Given exercise
A verbatim copy of the records is required, with all pictures left out.

Records from a dataset:
━━━━

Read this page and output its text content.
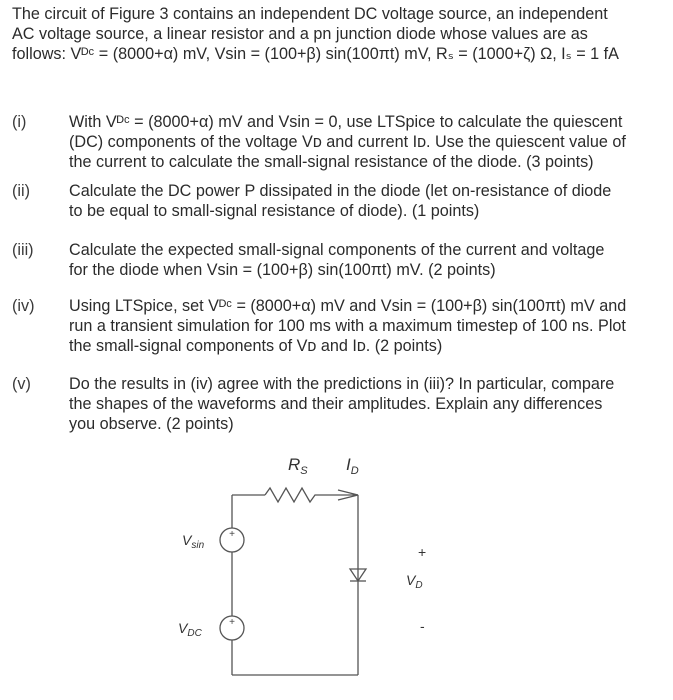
The circuit of Figure 3 contains an independent DC voltage source, an independent
AC voltage source, a linear resistor and a pn junction diode whose values are as
follows: Vᴰᶜ = (8000+α) mV, Vsin = (100+β) sin(100πt) mV, Rₛ = (1000+ζ) Ω, Iₛ = 1 fA
(i)	With Vᴰᶜ = (8000+α) mV and Vsin = 0, use LTSpice to calculate the quiescent
(DC) components of the voltage Vᴅ and current Iᴅ. Use the quiescent value of
the current to calculate the small-signal resistance of the diode. (3 points)
(ii) Calculate the DC power P dissipated in the diode (let on-resistance of diode
to be equal to small-signal resistance of diode). (1 points)
(iii) Calculate the expected small-signal components of the current and voltage
for the diode when Vsin = (100+β) sin(100πt) mV. (2 points)
(iv) Using LTSpice, set Vᴰᶜ = (8000+α) mV and Vsin = (100+β) sin(100πt) mV and
run a transient simulation for 100 ms with a maximum timestep of 100 ns. Plot
the small-signal components of Vᴅ and Iᴅ. (2 points)
(v) Do the results in (iv) agree with the predictions in (iii)? In particular, compare
the shapes of the waveforms and their amplitudes. Explain any differences
you observe. (2 points)
+
+
$R_S$ $I_D$
$V_{sin}$
$V_{DC}$
$V_D$
+
-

━━━━

Solution
Read this page and output its text content.
The circuit of Figure 3 contains an independent DC voltage source, an independent
AC voltage source, a linear resistor and a pn junction diode whose values are as
follows: Vᴰᶜ = (8000+α) mV, Vsin = (100+β) sin(100πt) mV, Rₛ = (1000+ζ) Ω, Iₛ = 1 fA
(i)	With Vᴰᶜ = (8000+α) mV and Vsin = 0, use LTSpice to calculate the quiescent
(DC) components of the voltage Vᴅ and current Iᴅ. Use the quiescent value of
the current to calculate the small-signal resistance of the diode. (3 points)
(ii) Calculate the DC power P dissipated in the diode (let on-resistance of diode
to be equal to small-signal resistance of diode). (1 points)
(iii) Calculate the expected small-signal components of the current and voltage
for the diode when Vsin = (100+β) sin(100πt) mV. (2 points)
(iv) Using LTSpice, set Vᴰᶜ = (8000+α) mV and Vsin = (100+β) sin(100πt) mV and
run a transient simulation for 100 ms with a maximum timestep of 100 ns. Plot
the small-signal components of Vᴅ and Iᴅ. (2 points)
(v) Do the results in (iv) agree with the predictions in (iii)? In particular, compare
the shapes of the waveforms and their amplitudes. Explain any differences
you observe. (2 points)
+
+
$R_S$ $I_D$
$V_{sin}$
$V_{DC}$
$V_D$
+
-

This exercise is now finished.